WHAT YOU SHOULD DO: Restate the material word for word and leave out anything that is a picture.

PROVIDED MATERIAL:
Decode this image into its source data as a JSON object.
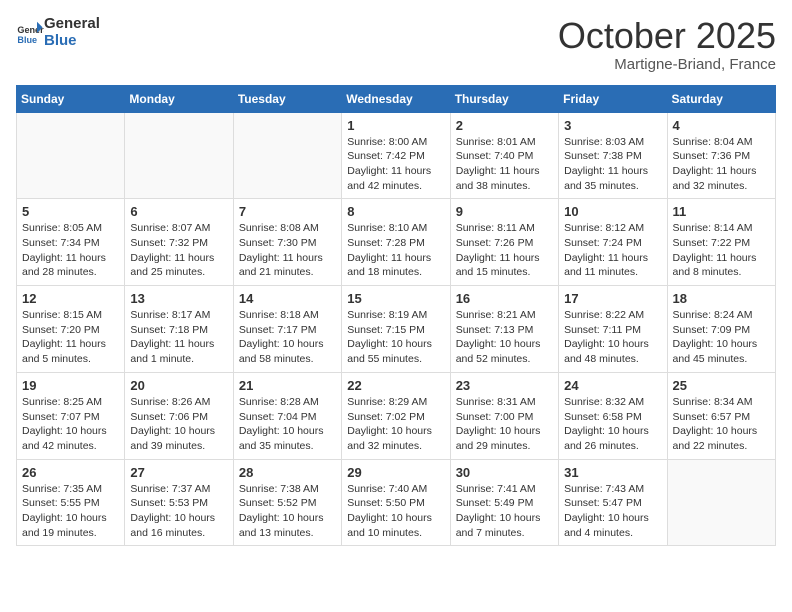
{
  "header": {
    "logo_general": "General",
    "logo_blue": "Blue",
    "month": "October 2025",
    "location": "Martigne-Briand, France"
  },
  "weekdays": [
    "Sunday",
    "Monday",
    "Tuesday",
    "Wednesday",
    "Thursday",
    "Friday",
    "Saturday"
  ],
  "weeks": [
    [
      {
        "day": "",
        "info": ""
      },
      {
        "day": "",
        "info": ""
      },
      {
        "day": "",
        "info": ""
      },
      {
        "day": "1",
        "info": "Sunrise: 8:00 AM\nSunset: 7:42 PM\nDaylight: 11 hours\nand 42 minutes."
      },
      {
        "day": "2",
        "info": "Sunrise: 8:01 AM\nSunset: 7:40 PM\nDaylight: 11 hours\nand 38 minutes."
      },
      {
        "day": "3",
        "info": "Sunrise: 8:03 AM\nSunset: 7:38 PM\nDaylight: 11 hours\nand 35 minutes."
      },
      {
        "day": "4",
        "info": "Sunrise: 8:04 AM\nSunset: 7:36 PM\nDaylight: 11 hours\nand 32 minutes."
      }
    ],
    [
      {
        "day": "5",
        "info": "Sunrise: 8:05 AM\nSunset: 7:34 PM\nDaylight: 11 hours\nand 28 minutes."
      },
      {
        "day": "6",
        "info": "Sunrise: 8:07 AM\nSunset: 7:32 PM\nDaylight: 11 hours\nand 25 minutes."
      },
      {
        "day": "7",
        "info": "Sunrise: 8:08 AM\nSunset: 7:30 PM\nDaylight: 11 hours\nand 21 minutes."
      },
      {
        "day": "8",
        "info": "Sunrise: 8:10 AM\nSunset: 7:28 PM\nDaylight: 11 hours\nand 18 minutes."
      },
      {
        "day": "9",
        "info": "Sunrise: 8:11 AM\nSunset: 7:26 PM\nDaylight: 11 hours\nand 15 minutes."
      },
      {
        "day": "10",
        "info": "Sunrise: 8:12 AM\nSunset: 7:24 PM\nDaylight: 11 hours\nand 11 minutes."
      },
      {
        "day": "11",
        "info": "Sunrise: 8:14 AM\nSunset: 7:22 PM\nDaylight: 11 hours\nand 8 minutes."
      }
    ],
    [
      {
        "day": "12",
        "info": "Sunrise: 8:15 AM\nSunset: 7:20 PM\nDaylight: 11 hours\nand 5 minutes."
      },
      {
        "day": "13",
        "info": "Sunrise: 8:17 AM\nSunset: 7:18 PM\nDaylight: 11 hours\nand 1 minute."
      },
      {
        "day": "14",
        "info": "Sunrise: 8:18 AM\nSunset: 7:17 PM\nDaylight: 10 hours\nand 58 minutes."
      },
      {
        "day": "15",
        "info": "Sunrise: 8:19 AM\nSunset: 7:15 PM\nDaylight: 10 hours\nand 55 minutes."
      },
      {
        "day": "16",
        "info": "Sunrise: 8:21 AM\nSunset: 7:13 PM\nDaylight: 10 hours\nand 52 minutes."
      },
      {
        "day": "17",
        "info": "Sunrise: 8:22 AM\nSunset: 7:11 PM\nDaylight: 10 hours\nand 48 minutes."
      },
      {
        "day": "18",
        "info": "Sunrise: 8:24 AM\nSunset: 7:09 PM\nDaylight: 10 hours\nand 45 minutes."
      }
    ],
    [
      {
        "day": "19",
        "info": "Sunrise: 8:25 AM\nSunset: 7:07 PM\nDaylight: 10 hours\nand 42 minutes."
      },
      {
        "day": "20",
        "info": "Sunrise: 8:26 AM\nSunset: 7:06 PM\nDaylight: 10 hours\nand 39 minutes."
      },
      {
        "day": "21",
        "info": "Sunrise: 8:28 AM\nSunset: 7:04 PM\nDaylight: 10 hours\nand 35 minutes."
      },
      {
        "day": "22",
        "info": "Sunrise: 8:29 AM\nSunset: 7:02 PM\nDaylight: 10 hours\nand 32 minutes."
      },
      {
        "day": "23",
        "info": "Sunrise: 8:31 AM\nSunset: 7:00 PM\nDaylight: 10 hours\nand 29 minutes."
      },
      {
        "day": "24",
        "info": "Sunrise: 8:32 AM\nSunset: 6:58 PM\nDaylight: 10 hours\nand 26 minutes."
      },
      {
        "day": "25",
        "info": "Sunrise: 8:34 AM\nSunset: 6:57 PM\nDaylight: 10 hours\nand 22 minutes."
      }
    ],
    [
      {
        "day": "26",
        "info": "Sunrise: 7:35 AM\nSunset: 5:55 PM\nDaylight: 10 hours\nand 19 minutes."
      },
      {
        "day": "27",
        "info": "Sunrise: 7:37 AM\nSunset: 5:53 PM\nDaylight: 10 hours\nand 16 minutes."
      },
      {
        "day": "28",
        "info": "Sunrise: 7:38 AM\nSunset: 5:52 PM\nDaylight: 10 hours\nand 13 minutes."
      },
      {
        "day": "29",
        "info": "Sunrise: 7:40 AM\nSunset: 5:50 PM\nDaylight: 10 hours\nand 10 minutes."
      },
      {
        "day": "30",
        "info": "Sunrise: 7:41 AM\nSunset: 5:49 PM\nDaylight: 10 hours\nand 7 minutes."
      },
      {
        "day": "31",
        "info": "Sunrise: 7:43 AM\nSunset: 5:47 PM\nDaylight: 10 hours\nand 4 minutes."
      },
      {
        "day": "",
        "info": ""
      }
    ]
  ]
}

THE ANSWER:
Decode this image into its source data as a JSON object.
{
  "header": {
    "logo_general": "General",
    "logo_blue": "Blue",
    "month": "October 2025",
    "location": "Martigne-Briand, France"
  },
  "weekdays": [
    "Sunday",
    "Monday",
    "Tuesday",
    "Wednesday",
    "Thursday",
    "Friday",
    "Saturday"
  ],
  "weeks": [
    [
      {
        "day": "",
        "info": ""
      },
      {
        "day": "",
        "info": ""
      },
      {
        "day": "",
        "info": ""
      },
      {
        "day": "1",
        "info": "Sunrise: 8:00 AM\nSunset: 7:42 PM\nDaylight: 11 hours\nand 42 minutes."
      },
      {
        "day": "2",
        "info": "Sunrise: 8:01 AM\nSunset: 7:40 PM\nDaylight: 11 hours\nand 38 minutes."
      },
      {
        "day": "3",
        "info": "Sunrise: 8:03 AM\nSunset: 7:38 PM\nDaylight: 11 hours\nand 35 minutes."
      },
      {
        "day": "4",
        "info": "Sunrise: 8:04 AM\nSunset: 7:36 PM\nDaylight: 11 hours\nand 32 minutes."
      }
    ],
    [
      {
        "day": "5",
        "info": "Sunrise: 8:05 AM\nSunset: 7:34 PM\nDaylight: 11 hours\nand 28 minutes."
      },
      {
        "day": "6",
        "info": "Sunrise: 8:07 AM\nSunset: 7:32 PM\nDaylight: 11 hours\nand 25 minutes."
      },
      {
        "day": "7",
        "info": "Sunrise: 8:08 AM\nSunset: 7:30 PM\nDaylight: 11 hours\nand 21 minutes."
      },
      {
        "day": "8",
        "info": "Sunrise: 8:10 AM\nSunset: 7:28 PM\nDaylight: 11 hours\nand 18 minutes."
      },
      {
        "day": "9",
        "info": "Sunrise: 8:11 AM\nSunset: 7:26 PM\nDaylight: 11 hours\nand 15 minutes."
      },
      {
        "day": "10",
        "info": "Sunrise: 8:12 AM\nSunset: 7:24 PM\nDaylight: 11 hours\nand 11 minutes."
      },
      {
        "day": "11",
        "info": "Sunrise: 8:14 AM\nSunset: 7:22 PM\nDaylight: 11 hours\nand 8 minutes."
      }
    ],
    [
      {
        "day": "12",
        "info": "Sunrise: 8:15 AM\nSunset: 7:20 PM\nDaylight: 11 hours\nand 5 minutes."
      },
      {
        "day": "13",
        "info": "Sunrise: 8:17 AM\nSunset: 7:18 PM\nDaylight: 11 hours\nand 1 minute."
      },
      {
        "day": "14",
        "info": "Sunrise: 8:18 AM\nSunset: 7:17 PM\nDaylight: 10 hours\nand 58 minutes."
      },
      {
        "day": "15",
        "info": "Sunrise: 8:19 AM\nSunset: 7:15 PM\nDaylight: 10 hours\nand 55 minutes."
      },
      {
        "day": "16",
        "info": "Sunrise: 8:21 AM\nSunset: 7:13 PM\nDaylight: 10 hours\nand 52 minutes."
      },
      {
        "day": "17",
        "info": "Sunrise: 8:22 AM\nSunset: 7:11 PM\nDaylight: 10 hours\nand 48 minutes."
      },
      {
        "day": "18",
        "info": "Sunrise: 8:24 AM\nSunset: 7:09 PM\nDaylight: 10 hours\nand 45 minutes."
      }
    ],
    [
      {
        "day": "19",
        "info": "Sunrise: 8:25 AM\nSunset: 7:07 PM\nDaylight: 10 hours\nand 42 minutes."
      },
      {
        "day": "20",
        "info": "Sunrise: 8:26 AM\nSunset: 7:06 PM\nDaylight: 10 hours\nand 39 minutes."
      },
      {
        "day": "21",
        "info": "Sunrise: 8:28 AM\nSunset: 7:04 PM\nDaylight: 10 hours\nand 35 minutes."
      },
      {
        "day": "22",
        "info": "Sunrise: 8:29 AM\nSunset: 7:02 PM\nDaylight: 10 hours\nand 32 minutes."
      },
      {
        "day": "23",
        "info": "Sunrise: 8:31 AM\nSunset: 7:00 PM\nDaylight: 10 hours\nand 29 minutes."
      },
      {
        "day": "24",
        "info": "Sunrise: 8:32 AM\nSunset: 6:58 PM\nDaylight: 10 hours\nand 26 minutes."
      },
      {
        "day": "25",
        "info": "Sunrise: 8:34 AM\nSunset: 6:57 PM\nDaylight: 10 hours\nand 22 minutes."
      }
    ],
    [
      {
        "day": "26",
        "info": "Sunrise: 7:35 AM\nSunset: 5:55 PM\nDaylight: 10 hours\nand 19 minutes."
      },
      {
        "day": "27",
        "info": "Sunrise: 7:37 AM\nSunset: 5:53 PM\nDaylight: 10 hours\nand 16 minutes."
      },
      {
        "day": "28",
        "info": "Sunrise: 7:38 AM\nSunset: 5:52 PM\nDaylight: 10 hours\nand 13 minutes."
      },
      {
        "day": "29",
        "info": "Sunrise: 7:40 AM\nSunset: 5:50 PM\nDaylight: 10 hours\nand 10 minutes."
      },
      {
        "day": "30",
        "info": "Sunrise: 7:41 AM\nSunset: 5:49 PM\nDaylight: 10 hours\nand 7 minutes."
      },
      {
        "day": "31",
        "info": "Sunrise: 7:43 AM\nSunset: 5:47 PM\nDaylight: 10 hours\nand 4 minutes."
      },
      {
        "day": "",
        "info": ""
      }
    ]
  ]
}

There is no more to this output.